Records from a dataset
********
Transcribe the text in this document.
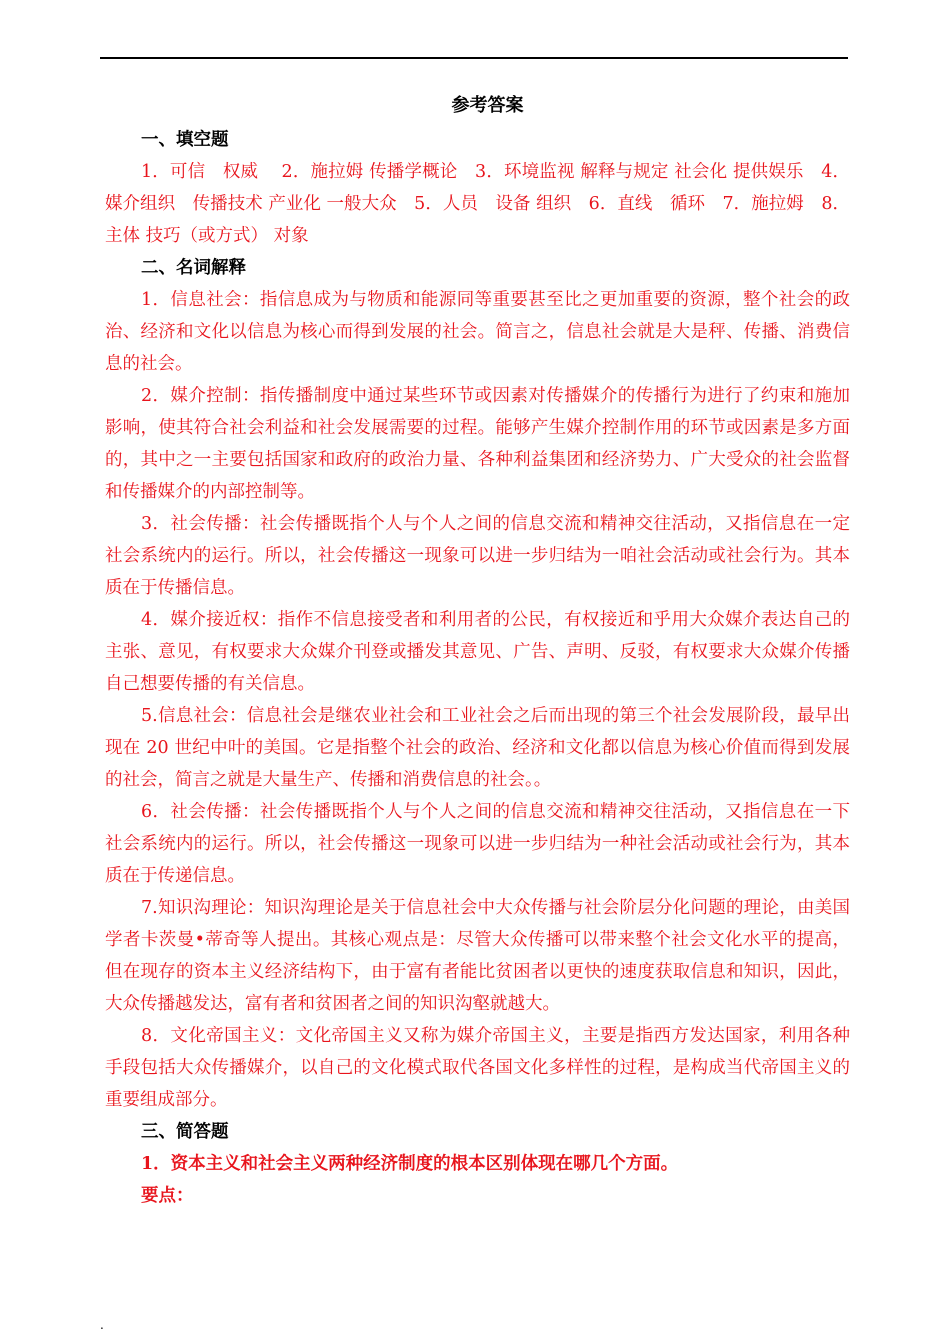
参考答案
一、填空题

1．可信　权威　 2．施拉姆 传播学概论　3．环境监视 解释与规定 社会化 提供娱乐　4．媒介组织　传播技术 产业化 一般大众　5．人员　设备 组织　6．直线　循环　7．施拉姆　8．主体 技巧（或方式） 对象

二、名词解释

1．信息社会：指信息成为与物质和能源同等重要甚至比之更加重要的资源，整个社会的政治、经济和文化以信息为核心而得到发展的社会。简言之，信息社会就是大是秤、传播、消费信息的社会。

2．媒介控制：指传播制度中通过某些环节或因素对传播媒介的传播行为进行了约束和施加影响，使其符合社会利益和社会发展需要的过程。能够产生媒介控制作用的环节或因素是多方面的，其中之一主要包括国家和政府的政治力量、各种利益集团和经济势力、广大受众的社会监督和传播媒介的内部控制等。

3．社会传播：社会传播既指个人与个人之间的信息交流和精神交往活动，又指信息在一定社会系统内的运行。所以，社会传播这一现象可以进一步归结为一咱社会活动或社会行为。其本质在于传播信息。

4．媒介接近权：指作不信息接受者和利用者的公民，有权接近和乎用大众媒介表达自己的主张、意见，有权要求大众媒介刊登或播发其意见、广告、声明、反驳，有权要求大众媒介传播自己想要传播的有关信息。

5.信息社会：信息社会是继农业社会和工业社会之后而出现的第三个社会发展阶段，最早出现在 20 世纪中叶的美国。它是指整个社会的政治、经济和文化都以信息为核心价值而得到发展的社会，简言之就是大量生产、传播和消费信息的社会。。

6．社会传播：社会传播既指个人与个人之间的信息交流和精神交往活动，又指信息在一下社会系统内的运行。所以，社会传播这一现象可以进一步归结为一种社会活动或社会行为，其本质在于传递信息。

7.知识沟理论：知识沟理论是关于信息社会中大众传播与社会阶层分化问题的理论，由美国学者卡茨曼•蒂奇等人提出。其核心观点是：尽管大众传播可以带来整个社会文化水平的提高，但在现存的资本主义经济结构下，由于富有者能比贫困者以更快的速度获取信息和知识，因此，大众传播越发达，富有者和贫困者之间的知识沟壑就越大。

8．文化帝国主义：文化帝国主义又称为媒介帝国主义，主要是指西方发达国家，利用各种手段包括大众传播媒介，以自己的文化模式取代各国文化多样性的过程，是构成当代帝国主义的重要组成部分。

三、简答题
1．资本主义和社会主义两种经济制度的根本区别体现在哪几个方面。
要点：
.
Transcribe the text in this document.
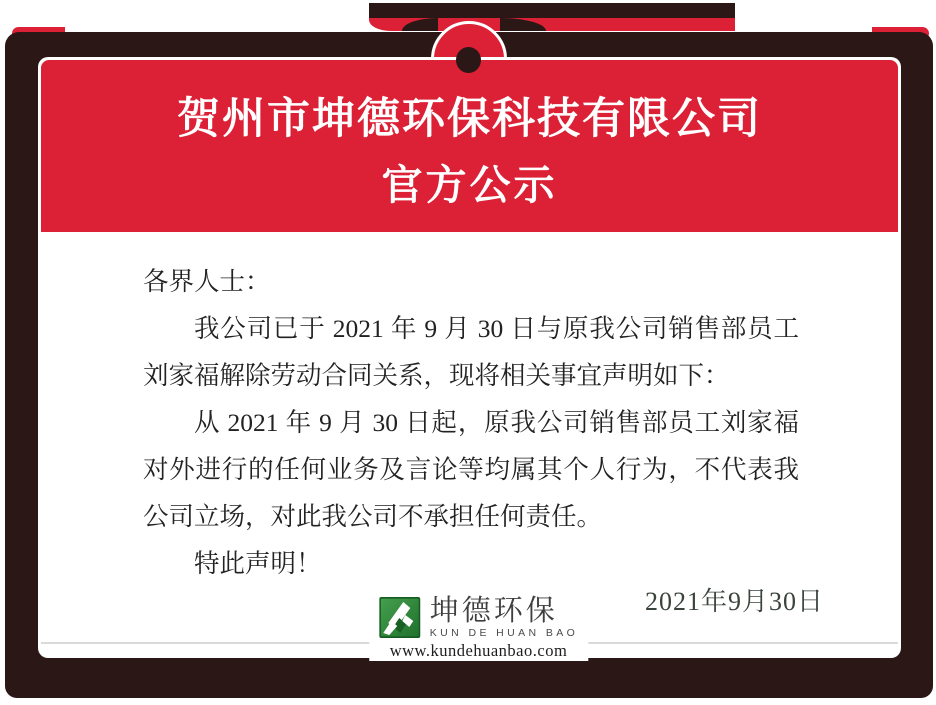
贺州市坤德环保科技有限公司

官方公示

各界人士：

我公司已于 2021 年 9 月 30 日与原我公司销售部员工刘家福解除劳动合同关系，现将相关事宜声明如下：

从 2021 年 9 月 30 日起，原我公司销售部员工刘家福对外进行的任何业务及言论等均属其个人行为，不代表我公司立场，对此我公司不承担任何责任。

特此声明！

2021年9月30日
坤德环保
KUN DE HUAN BAO
www.kundehuanbao.com
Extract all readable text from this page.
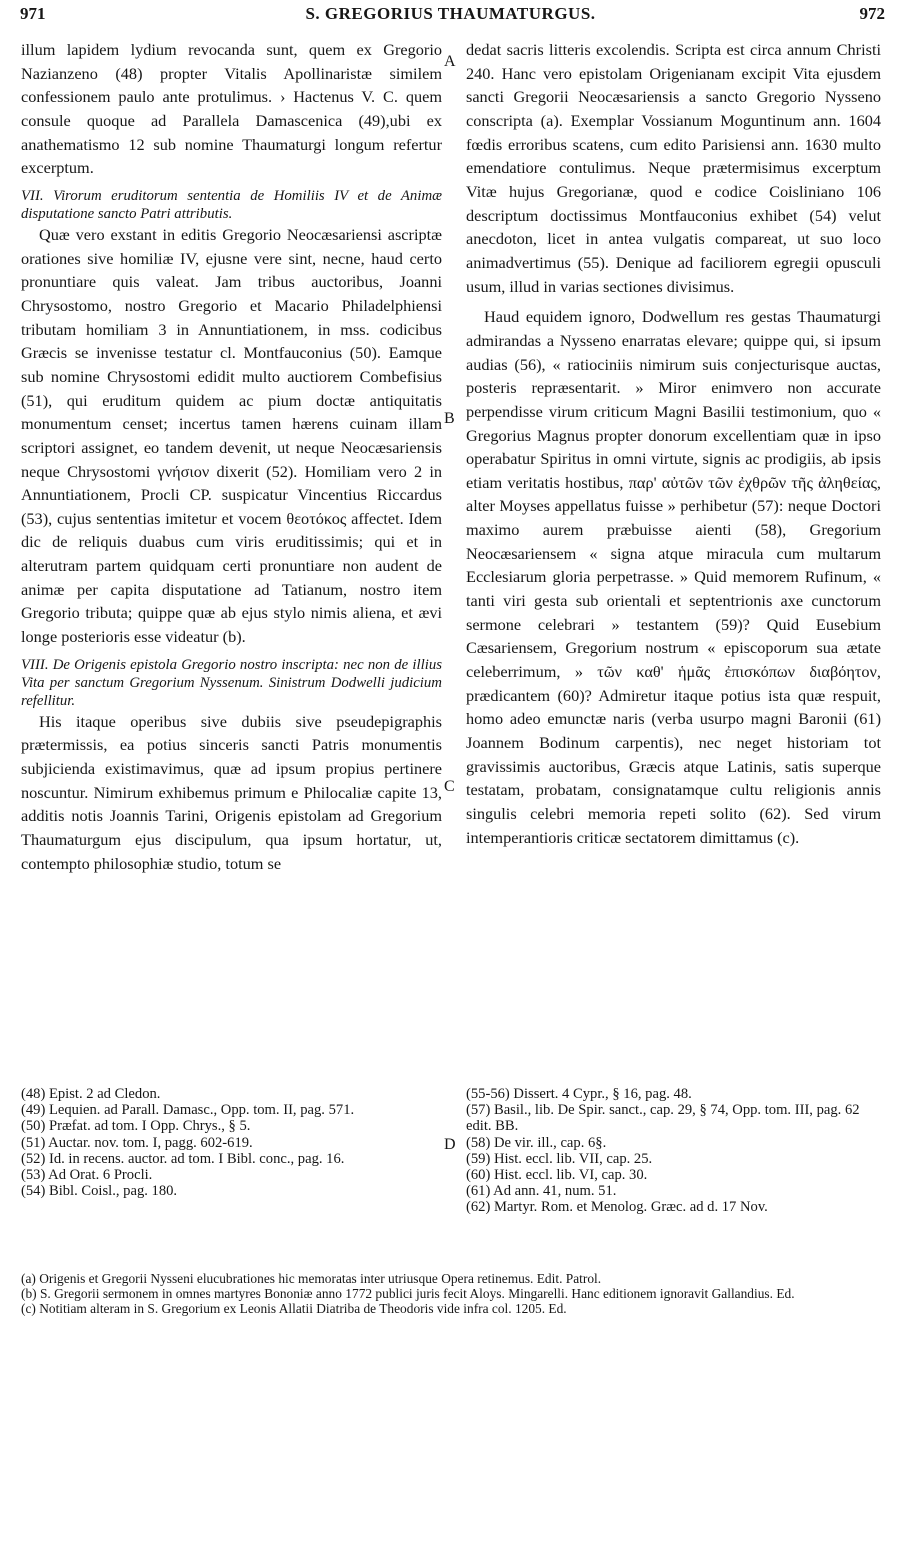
971	S. GREGORIUS THAUMATURGUS.	972
A
B
C
D

illum lapidem lydium revocanda sunt, quem ex Gregorio Nazianzeno (48) propter Vitalis Apollinaristæ similem confessionem paulo ante protulimus. › Hactenus V. C. quem consule quoque ad Parallela Damascenica (49),ubi ex anathematismo 12 sub nomine Thaumaturgi longum refertur excerptum.

VII. Virorum eruditorum sententia de Homiliis IV et de Animæ disputatione sancto Patri attributis.

Quæ vero exstant in editis Gregorio Neocæsariensi ascriptæ orationes sive homiliæ IV, ejusne vere sint, necne, haud certo pronuntiare quis valeat. Jam tribus auctoribus, Joanni Chrysostomo, nostro Gregorio et Macario Philadelphiensi tributam homiliam 3 in Annuntiationem, in mss. codicibus Græcis se invenisse testatur cl. Montfauconius (50). Eamque sub nomine Chrysostomi edidit multo auctiorem Combefisius (51), qui eruditum quidem ac pium doctæ antiquitatis monumentum censet; incertus tamen hærens cuinam illam scriptori assignet, eo tandem devenit, ut neque Neocæsariensis neque Chrysostomi γνήσιον dixerit (52). Homiliam vero 2 in Annuntiationem, Procli CP. suspicatur Vincentius Riccardus (53), cujus sententias imitetur et vocem θεοτόκος affectet. Idem dic de reliquis duabus cum viris eruditissimis; qui et in alterutram partem quidquam certi pronuntiare non audent de animæ per capita disputatione ad Tatianum, nostro item Gregorio tributa; quippe quæ ab ejus stylo nimis aliena, et ævi longe posterioris esse videatur (b).

VIII. De Origenis epistola Gregorio nostro inscripta: nec non de illius Vita per sanctum Gregorium Nyssenum. Sinistrum Dodwelli judicium refellitur.

His itaque operibus sive dubiis sive pseudepigraphis prætermissis, ea potius sinceris sancti Patris monumentis subjicienda existimavimus, quæ ad ipsum propius pertinere noscuntur. Nimirum exhibemus primum e Philocaliæ capite 13, additis notis Joannis Tarini, Origenis epistolam ad Gregorium Thaumaturgum ejus discipulum, qua ipsum hortatur, ut, contempto philosophiæ studio, totum se

dedat sacris litteris excolendis. Scripta est circa annum Christi 240. Hanc vero epistolam Origenianam excipit Vita ejusdem sancti Gregorii Neocæsariensis a sancto Gregorio Nysseno conscripta (a). Exemplar Vossianum Moguntinum ann. 1604 fœdis erroribus scatens, cum edito Parisiensi ann. 1630 multo emendatiore contulimus. Neque prætermisimus excerptum Vitæ hujus Gregorianæ, quod e codice Coisliniano 106 descriptum doctissimus Montfauconius exhibet (54) velut anecdoton, licet in antea vulgatis compareat, ut suo loco animadvertimus (55). Denique ad faciliorem egregii opusculi usum, illud in varias sectiones divisimus.

Haud equidem ignoro, Dodwellum res gestas Thaumaturgi admirandas a Nysseno enarratas elevare; quippe qui, si ipsum audias (56), « ratiociniis nimirum suis conjecturisque auctas, posteris repræsentarit. » Miror enimvero non accurate perpendisse virum criticum Magni Basilii testimonium, quo « Gregorius Magnus propter donorum excellentiam quæ in ipso operabatur Spiritus in omni virtute, signis ac prodigiis, ab ipsis etiam veritatis hostibus, παρ' αὐτῶν τῶν ἐχθρῶν τῆς ἀληθείας, alter Moyses appellatus fuisse » perhibetur (57): neque Doctori maximo aurem præbuisse aienti (58), Gregorium Neocæsariensem « signa atque miracula cum multarum Ecclesiarum gloria perpetrasse. » Quid memorem Rufinum, « tanti viri gesta sub orientali et septentrionis axe cunctorum sermone celebrari » testantem (59)? Quid Eusebium Cæsariensem, Gregorium nostrum « episcoporum sua ætate celeberrimum, » τῶν καθ' ἡμᾶς ἐπισκόπων διαβόητον, prædicantem (60)? Admiretur itaque potius ista quæ respuit, homo adeo emunctæ naris (verba usurpo magni Baronii (61) Joannem Bodinum carpentis), nec neget historiam tot gravissimis auctoribus, Græcis atque Latinis, satis superque testatam, probatam, consignatamque cultu religionis annis singulis celebri memoria repeti solito (62). Sed virum intemperantioris criticæ sectatorem dimittamus (c).

(48) Epist. 2 ad Cledon.
(49) Lequien. ad Parall. Damasc., Opp. tom. II, pag. 571.
(50) Præfat. ad tom. I Opp. Chrys., § 5.
(51) Auctar. nov. tom. I, pagg. 602-619.
(52) Id. in recens. auctor. ad tom. I Bibl. conc., pag. 16.
(53) Ad Orat. 6 Procli.
(54) Bibl. Coisl., pag. 180.
(55-56) Dissert. 4 Cypr., § 16, pag. 48.
(57) Basil., lib. De Spir. sanct., cap. 29, § 74, Opp. tom. III, pag. 62 edit. BB.
(58) De vir. ill., cap. 6§.
(59) Hist. eccl. lib. VII, cap. 25.
(60) Hist. eccl. lib. VI, cap. 30.
(61) Ad ann. 41, num. 51.
(62) Martyr. Rom. et Menolog. Græc. ad d. 17 Nov.
(a) Origenis et Gregorii Nysseni elucubrationes hic memoratas inter utriusque Opera retinemus. Edit. Patrol.
(b) S. Gregorii sermonem in omnes martyres Bononiæ anno 1772 publici juris fecit Aloys. Mingarelli. Hanc editionem ignoravit Gallandius. Ed.
(c) Notitiam alteram in S. Gregorium ex Leonis Allatii Diatriba de Theodoris vide infra col. 1205. Ed.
********
Exercise brief
Copy each line above that contains the word "sancti".

Output for this exercise
His itaque operibus sive dubiis sive pseudepigraphis prætermissis, ea potius sinceris sancti Patris monumentis subjicienda existimavimus, quæ ad ipsum propius pertinere noscuntur. Nimirum exhibemus primum e Philocaliæ capite 13, additis notis Joannis Tarini, Origenis epistolam ad Gregorium Thaumaturgum ejus discipulum, qua ipsum hortatur, ut, contempto philosophiæ studio, totum se
dedat sacris litteris excolendis. Scripta est circa annum Christi 240. Hanc vero epistolam Origenianam excipit Vita ejusdem sancti Gregorii Neocæsariensis a sancto Gregorio Nysseno conscripta (a). Exemplar Vossianum Moguntinum ann. 1604 fœdis erroribus scatens, cum edito Parisiensi ann. 1630 multo emendatiore contulimus. Neque prætermisimus excerptum Vitæ hujus Gregorianæ, quod e codice Coisliniano 106 descriptum doctissimus Montfauconius exhibet (54) velut anecdoton, licet in antea vulgatis compareat, ut suo loco animadvertimus (55). Denique ad faciliorem egregii opusculi usum, illud in varias sectiones divisimus.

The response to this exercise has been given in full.